— Start of Supplied entries —

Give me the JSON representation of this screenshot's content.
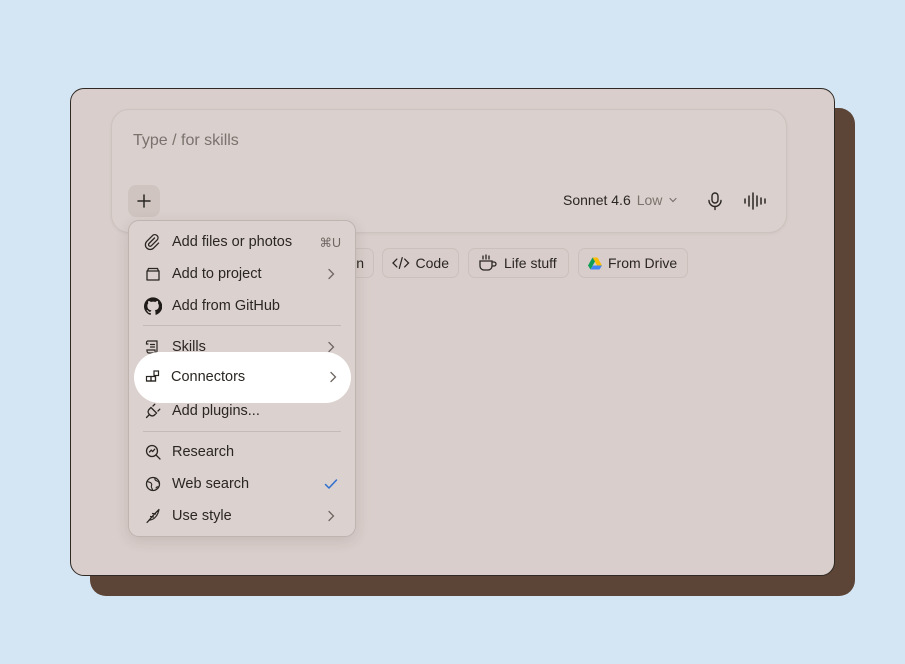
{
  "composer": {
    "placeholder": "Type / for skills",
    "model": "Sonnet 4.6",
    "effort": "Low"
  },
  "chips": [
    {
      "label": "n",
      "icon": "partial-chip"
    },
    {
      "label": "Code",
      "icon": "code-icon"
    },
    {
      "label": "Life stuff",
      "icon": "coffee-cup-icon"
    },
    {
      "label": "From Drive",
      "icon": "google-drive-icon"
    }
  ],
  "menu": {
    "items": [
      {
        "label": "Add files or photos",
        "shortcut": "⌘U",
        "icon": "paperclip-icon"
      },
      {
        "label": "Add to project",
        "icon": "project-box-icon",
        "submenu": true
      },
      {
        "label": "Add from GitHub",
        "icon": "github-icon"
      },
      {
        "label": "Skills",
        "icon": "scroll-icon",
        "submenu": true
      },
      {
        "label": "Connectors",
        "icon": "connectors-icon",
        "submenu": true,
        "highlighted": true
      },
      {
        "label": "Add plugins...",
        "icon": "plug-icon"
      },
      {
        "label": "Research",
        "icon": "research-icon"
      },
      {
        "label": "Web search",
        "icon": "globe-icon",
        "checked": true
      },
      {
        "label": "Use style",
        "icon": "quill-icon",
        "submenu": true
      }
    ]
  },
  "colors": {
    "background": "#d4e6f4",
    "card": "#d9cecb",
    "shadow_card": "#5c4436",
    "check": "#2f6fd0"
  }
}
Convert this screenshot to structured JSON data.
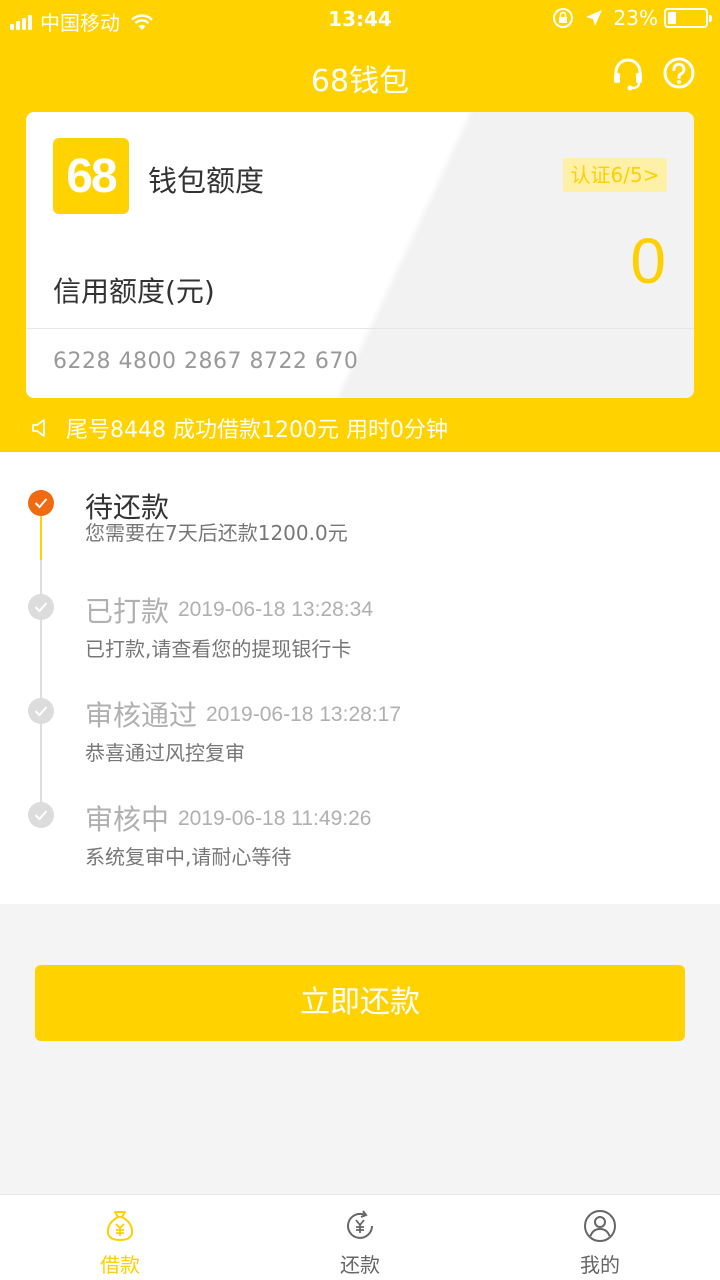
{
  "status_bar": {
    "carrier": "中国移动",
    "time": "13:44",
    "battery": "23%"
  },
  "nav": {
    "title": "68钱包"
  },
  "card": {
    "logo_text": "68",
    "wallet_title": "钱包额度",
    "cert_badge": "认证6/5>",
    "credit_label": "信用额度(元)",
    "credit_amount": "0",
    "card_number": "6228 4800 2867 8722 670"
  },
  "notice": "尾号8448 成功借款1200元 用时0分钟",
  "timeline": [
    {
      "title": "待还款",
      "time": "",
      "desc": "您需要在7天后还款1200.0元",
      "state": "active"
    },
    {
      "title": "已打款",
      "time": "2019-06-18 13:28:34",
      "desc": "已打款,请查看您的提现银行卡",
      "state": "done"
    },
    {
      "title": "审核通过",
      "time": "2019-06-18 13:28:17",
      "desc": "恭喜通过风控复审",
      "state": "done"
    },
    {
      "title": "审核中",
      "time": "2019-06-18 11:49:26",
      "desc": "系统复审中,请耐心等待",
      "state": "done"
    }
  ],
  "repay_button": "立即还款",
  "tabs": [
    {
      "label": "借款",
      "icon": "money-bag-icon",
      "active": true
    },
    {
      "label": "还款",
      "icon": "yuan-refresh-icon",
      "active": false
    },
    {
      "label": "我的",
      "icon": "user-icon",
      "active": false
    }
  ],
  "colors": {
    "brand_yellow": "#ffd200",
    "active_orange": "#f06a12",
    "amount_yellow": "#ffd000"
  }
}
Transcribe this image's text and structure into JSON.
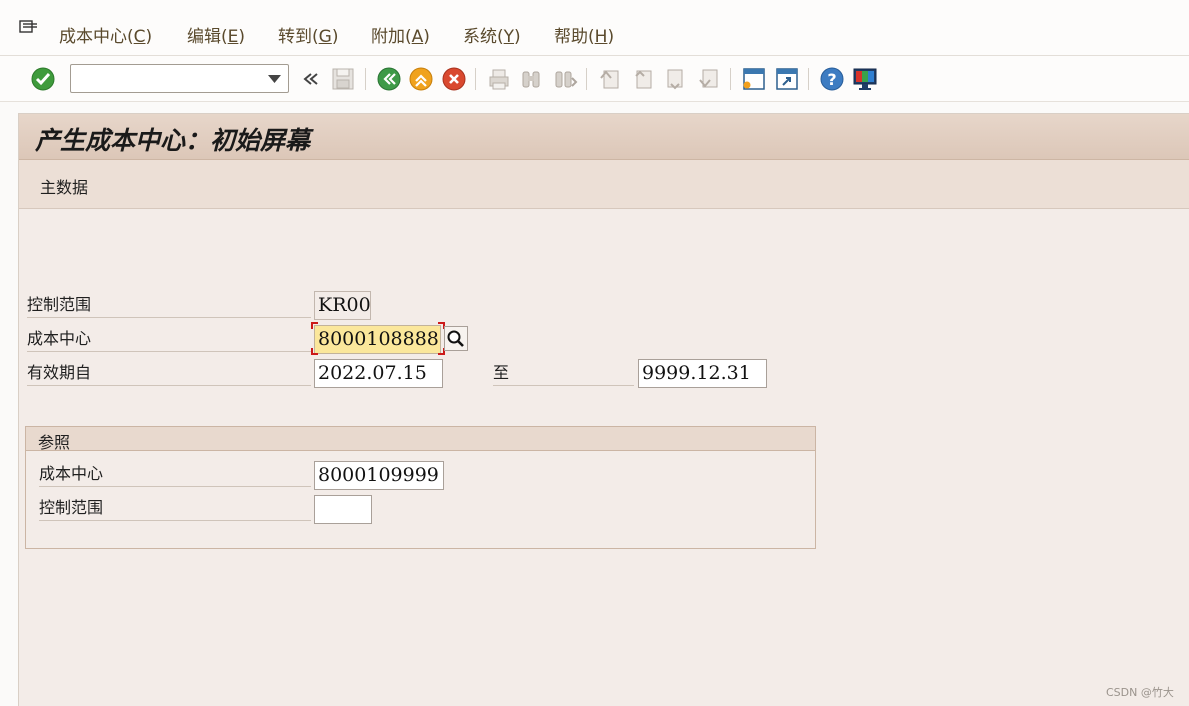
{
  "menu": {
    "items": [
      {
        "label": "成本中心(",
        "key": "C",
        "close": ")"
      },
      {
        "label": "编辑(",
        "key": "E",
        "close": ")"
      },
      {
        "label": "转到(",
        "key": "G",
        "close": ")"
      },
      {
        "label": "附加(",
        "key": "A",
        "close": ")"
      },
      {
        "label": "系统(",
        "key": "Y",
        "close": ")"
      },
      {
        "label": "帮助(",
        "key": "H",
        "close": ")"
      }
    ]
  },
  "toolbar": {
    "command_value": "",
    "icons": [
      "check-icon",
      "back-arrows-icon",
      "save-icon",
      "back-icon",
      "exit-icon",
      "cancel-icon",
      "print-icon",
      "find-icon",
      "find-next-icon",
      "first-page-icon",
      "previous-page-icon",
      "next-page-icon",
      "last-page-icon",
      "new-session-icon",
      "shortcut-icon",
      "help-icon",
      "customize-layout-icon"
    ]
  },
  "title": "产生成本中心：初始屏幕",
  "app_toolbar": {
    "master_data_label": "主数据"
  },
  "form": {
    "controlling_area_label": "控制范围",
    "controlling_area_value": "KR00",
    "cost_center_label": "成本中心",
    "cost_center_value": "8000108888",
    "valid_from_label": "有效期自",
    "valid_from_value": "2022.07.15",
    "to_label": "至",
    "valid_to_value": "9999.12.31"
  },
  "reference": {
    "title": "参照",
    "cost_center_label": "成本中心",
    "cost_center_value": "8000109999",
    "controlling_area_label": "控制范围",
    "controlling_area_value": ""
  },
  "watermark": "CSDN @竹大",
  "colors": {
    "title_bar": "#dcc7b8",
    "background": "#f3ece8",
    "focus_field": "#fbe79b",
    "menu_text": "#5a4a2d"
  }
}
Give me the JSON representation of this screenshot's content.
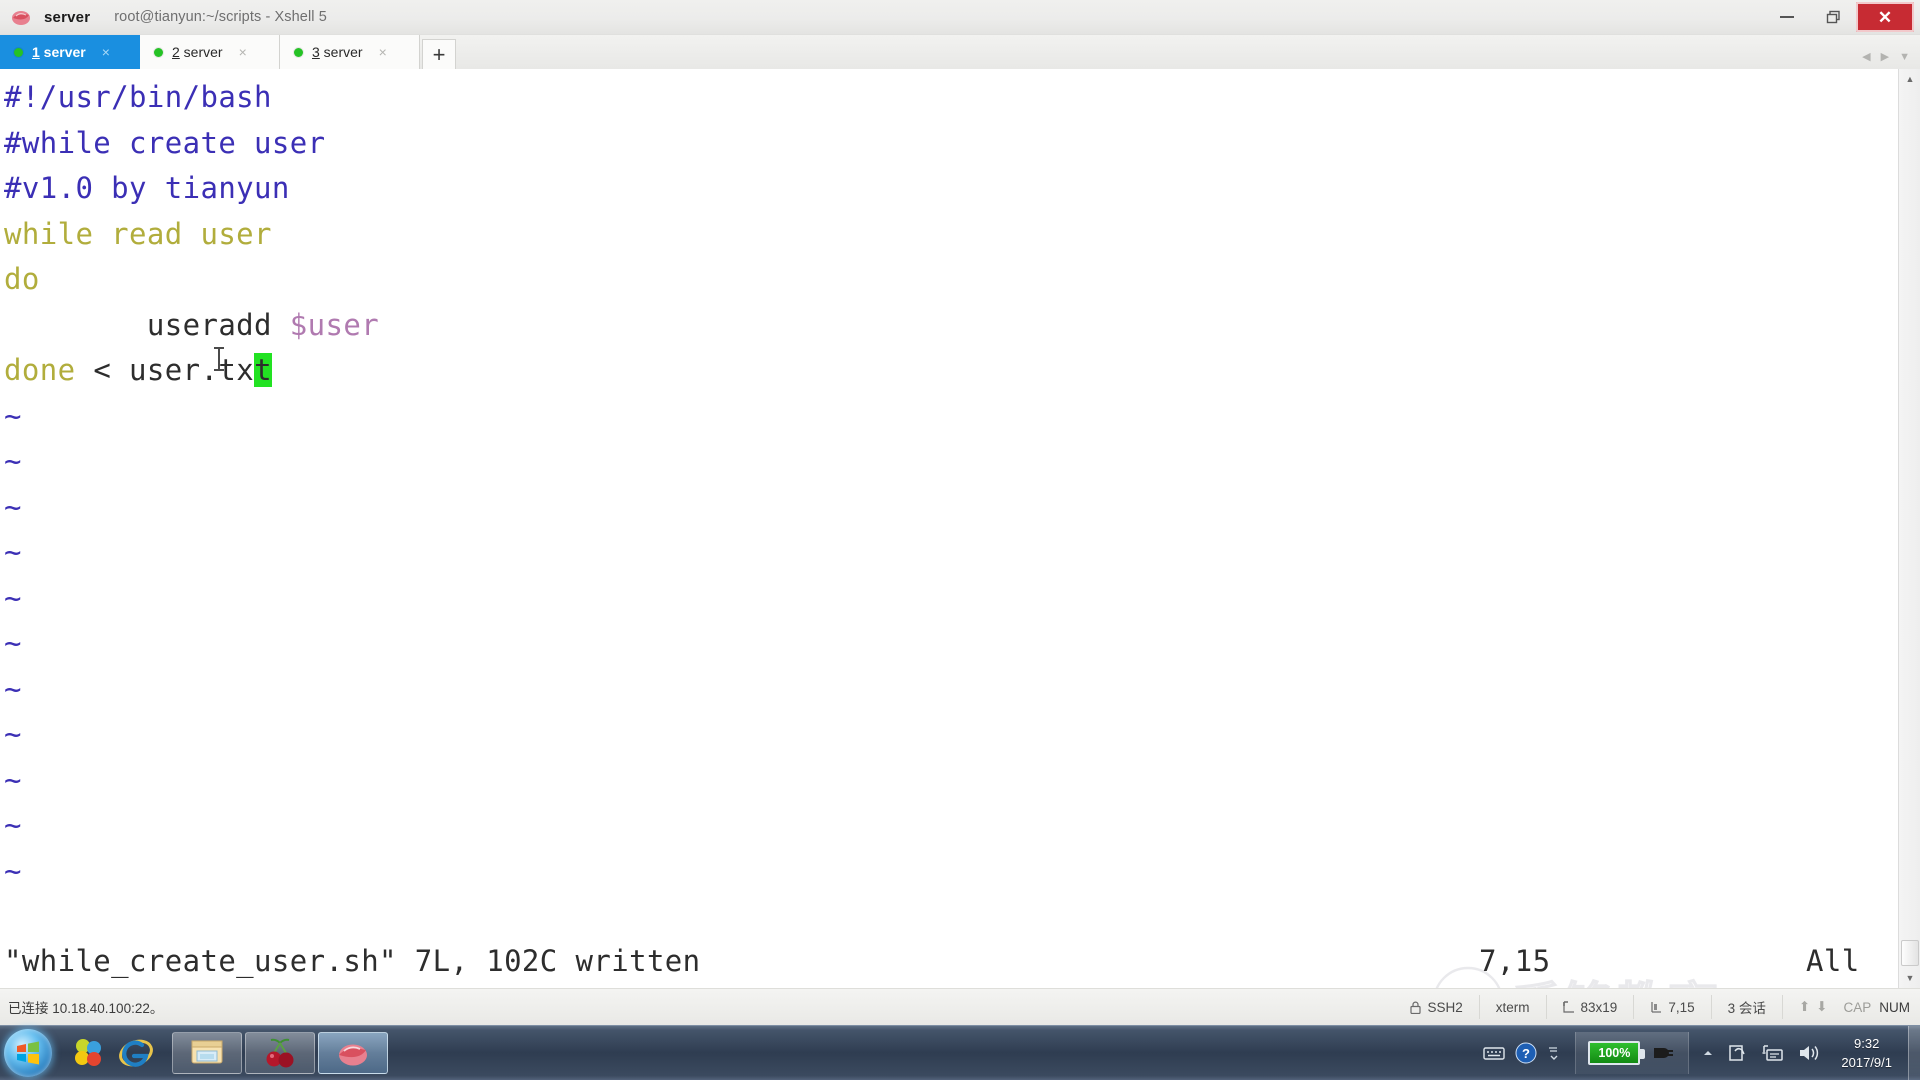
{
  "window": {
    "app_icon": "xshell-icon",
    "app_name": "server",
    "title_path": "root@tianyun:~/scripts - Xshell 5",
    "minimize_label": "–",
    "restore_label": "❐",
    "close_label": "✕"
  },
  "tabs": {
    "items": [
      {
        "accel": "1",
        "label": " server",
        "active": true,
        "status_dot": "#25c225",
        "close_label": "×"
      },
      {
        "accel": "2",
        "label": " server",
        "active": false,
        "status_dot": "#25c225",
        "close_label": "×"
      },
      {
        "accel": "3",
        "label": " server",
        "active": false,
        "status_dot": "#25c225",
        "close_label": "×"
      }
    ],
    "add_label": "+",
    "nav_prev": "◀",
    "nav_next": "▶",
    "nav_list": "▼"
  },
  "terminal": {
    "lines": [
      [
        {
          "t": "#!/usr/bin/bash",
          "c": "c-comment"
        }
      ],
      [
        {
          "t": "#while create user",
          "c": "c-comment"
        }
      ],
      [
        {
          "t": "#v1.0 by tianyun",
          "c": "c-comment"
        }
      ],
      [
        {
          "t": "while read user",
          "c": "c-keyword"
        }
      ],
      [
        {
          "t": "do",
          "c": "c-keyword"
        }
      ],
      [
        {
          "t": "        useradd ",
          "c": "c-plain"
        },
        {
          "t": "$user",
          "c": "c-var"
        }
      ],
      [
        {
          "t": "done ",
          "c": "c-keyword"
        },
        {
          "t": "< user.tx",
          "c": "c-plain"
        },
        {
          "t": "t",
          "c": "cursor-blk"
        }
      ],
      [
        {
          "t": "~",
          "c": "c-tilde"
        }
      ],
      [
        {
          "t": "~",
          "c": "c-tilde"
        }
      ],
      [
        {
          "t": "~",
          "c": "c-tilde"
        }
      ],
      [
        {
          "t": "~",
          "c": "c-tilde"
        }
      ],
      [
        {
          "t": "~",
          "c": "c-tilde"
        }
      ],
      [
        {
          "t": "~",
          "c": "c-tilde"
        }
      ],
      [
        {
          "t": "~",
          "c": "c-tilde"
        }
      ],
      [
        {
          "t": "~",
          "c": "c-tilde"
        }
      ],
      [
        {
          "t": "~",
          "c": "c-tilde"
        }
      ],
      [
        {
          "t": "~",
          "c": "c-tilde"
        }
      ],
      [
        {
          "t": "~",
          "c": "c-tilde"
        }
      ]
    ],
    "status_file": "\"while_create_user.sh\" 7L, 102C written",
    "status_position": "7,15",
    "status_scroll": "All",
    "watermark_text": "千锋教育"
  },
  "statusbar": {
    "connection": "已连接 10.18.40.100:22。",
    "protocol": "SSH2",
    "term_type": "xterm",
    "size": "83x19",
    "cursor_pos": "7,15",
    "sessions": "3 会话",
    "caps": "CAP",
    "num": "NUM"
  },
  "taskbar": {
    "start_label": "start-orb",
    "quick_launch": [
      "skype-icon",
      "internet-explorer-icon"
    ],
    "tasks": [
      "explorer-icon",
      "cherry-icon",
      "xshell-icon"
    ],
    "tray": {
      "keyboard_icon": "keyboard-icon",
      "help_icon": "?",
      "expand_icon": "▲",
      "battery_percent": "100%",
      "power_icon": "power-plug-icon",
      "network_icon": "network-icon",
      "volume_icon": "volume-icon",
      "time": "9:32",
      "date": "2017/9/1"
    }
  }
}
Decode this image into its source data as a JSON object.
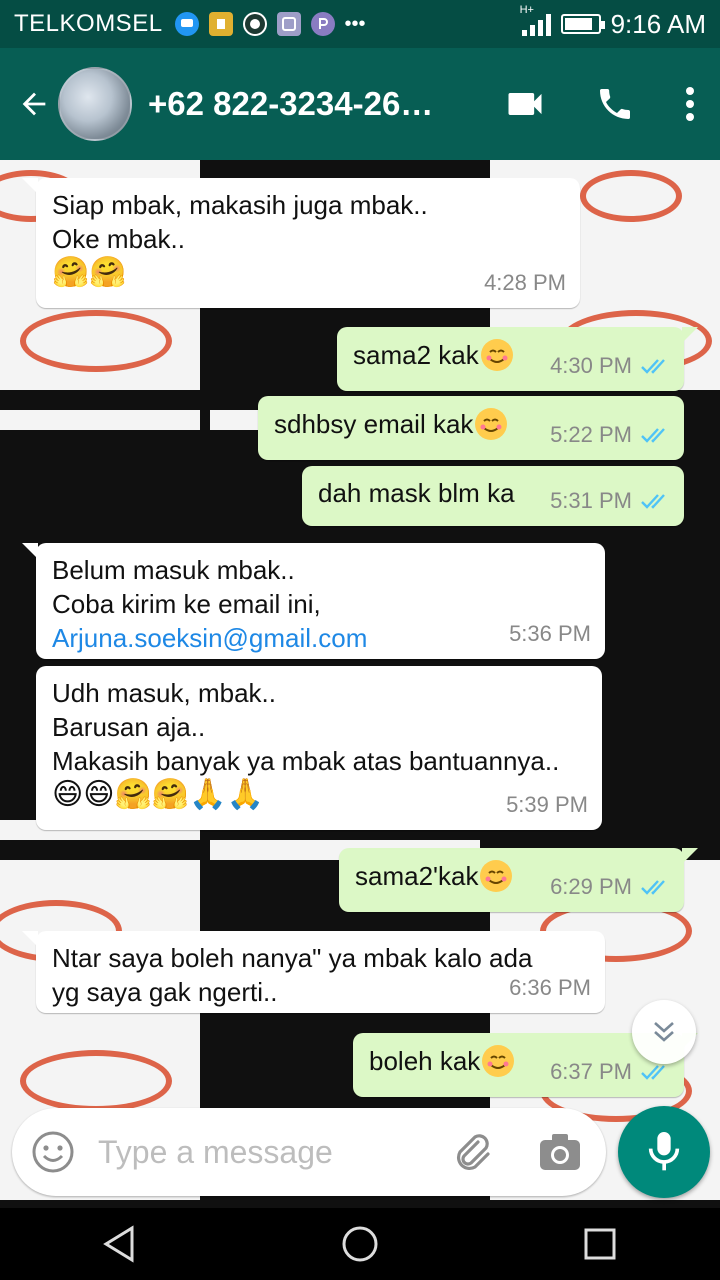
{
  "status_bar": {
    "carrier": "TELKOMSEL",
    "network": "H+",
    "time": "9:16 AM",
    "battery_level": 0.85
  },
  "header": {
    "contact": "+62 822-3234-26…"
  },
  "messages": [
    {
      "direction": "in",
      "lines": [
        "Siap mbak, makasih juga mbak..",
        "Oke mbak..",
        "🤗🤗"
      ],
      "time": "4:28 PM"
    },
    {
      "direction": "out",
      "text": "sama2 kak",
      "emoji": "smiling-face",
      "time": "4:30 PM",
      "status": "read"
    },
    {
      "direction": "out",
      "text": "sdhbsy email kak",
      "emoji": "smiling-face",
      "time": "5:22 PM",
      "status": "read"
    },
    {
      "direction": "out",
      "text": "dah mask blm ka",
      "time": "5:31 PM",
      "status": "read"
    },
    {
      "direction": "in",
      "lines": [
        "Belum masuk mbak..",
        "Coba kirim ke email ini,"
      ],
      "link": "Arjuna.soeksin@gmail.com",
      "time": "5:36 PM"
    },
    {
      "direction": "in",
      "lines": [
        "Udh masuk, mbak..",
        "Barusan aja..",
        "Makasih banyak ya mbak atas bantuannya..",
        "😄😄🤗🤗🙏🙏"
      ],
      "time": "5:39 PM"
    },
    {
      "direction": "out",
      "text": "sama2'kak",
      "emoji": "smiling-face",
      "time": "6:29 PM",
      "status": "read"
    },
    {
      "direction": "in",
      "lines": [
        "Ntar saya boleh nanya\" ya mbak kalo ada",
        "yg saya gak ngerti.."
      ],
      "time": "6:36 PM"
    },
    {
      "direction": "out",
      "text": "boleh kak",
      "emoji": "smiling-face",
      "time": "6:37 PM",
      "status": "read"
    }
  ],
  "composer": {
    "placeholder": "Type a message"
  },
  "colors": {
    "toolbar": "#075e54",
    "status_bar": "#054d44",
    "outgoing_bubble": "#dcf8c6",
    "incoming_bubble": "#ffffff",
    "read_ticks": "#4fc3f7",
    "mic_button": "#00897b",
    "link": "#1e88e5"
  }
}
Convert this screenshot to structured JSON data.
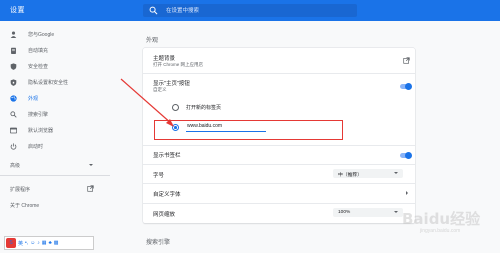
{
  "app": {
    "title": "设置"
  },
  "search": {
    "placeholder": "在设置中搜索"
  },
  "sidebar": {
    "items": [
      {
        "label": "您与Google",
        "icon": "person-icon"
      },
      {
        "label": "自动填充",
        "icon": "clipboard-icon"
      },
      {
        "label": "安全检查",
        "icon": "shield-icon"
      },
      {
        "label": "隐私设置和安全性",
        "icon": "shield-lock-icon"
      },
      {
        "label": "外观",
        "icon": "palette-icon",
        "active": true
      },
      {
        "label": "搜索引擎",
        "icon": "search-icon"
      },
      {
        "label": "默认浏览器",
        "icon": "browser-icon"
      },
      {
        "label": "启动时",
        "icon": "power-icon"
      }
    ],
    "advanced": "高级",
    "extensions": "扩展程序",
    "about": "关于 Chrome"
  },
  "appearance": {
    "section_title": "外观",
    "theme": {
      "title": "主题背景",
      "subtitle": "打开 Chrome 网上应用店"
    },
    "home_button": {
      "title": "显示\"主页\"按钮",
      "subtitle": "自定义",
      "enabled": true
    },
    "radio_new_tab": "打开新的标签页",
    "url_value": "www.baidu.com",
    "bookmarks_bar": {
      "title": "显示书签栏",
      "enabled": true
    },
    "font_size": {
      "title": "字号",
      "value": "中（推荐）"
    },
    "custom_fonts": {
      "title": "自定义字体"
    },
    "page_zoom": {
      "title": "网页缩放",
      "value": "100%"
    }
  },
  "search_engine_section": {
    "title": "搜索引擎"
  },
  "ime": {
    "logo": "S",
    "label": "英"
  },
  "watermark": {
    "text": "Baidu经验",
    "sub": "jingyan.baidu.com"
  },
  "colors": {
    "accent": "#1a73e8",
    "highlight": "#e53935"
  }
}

— End of Supplied entries —

# [Problem description]
Find every line in the records above that holds the word "into", and copy each one.

# [Written reply]
Transcribe this image's text and structure into JSON.
Decode this image into its source data as a JSON object.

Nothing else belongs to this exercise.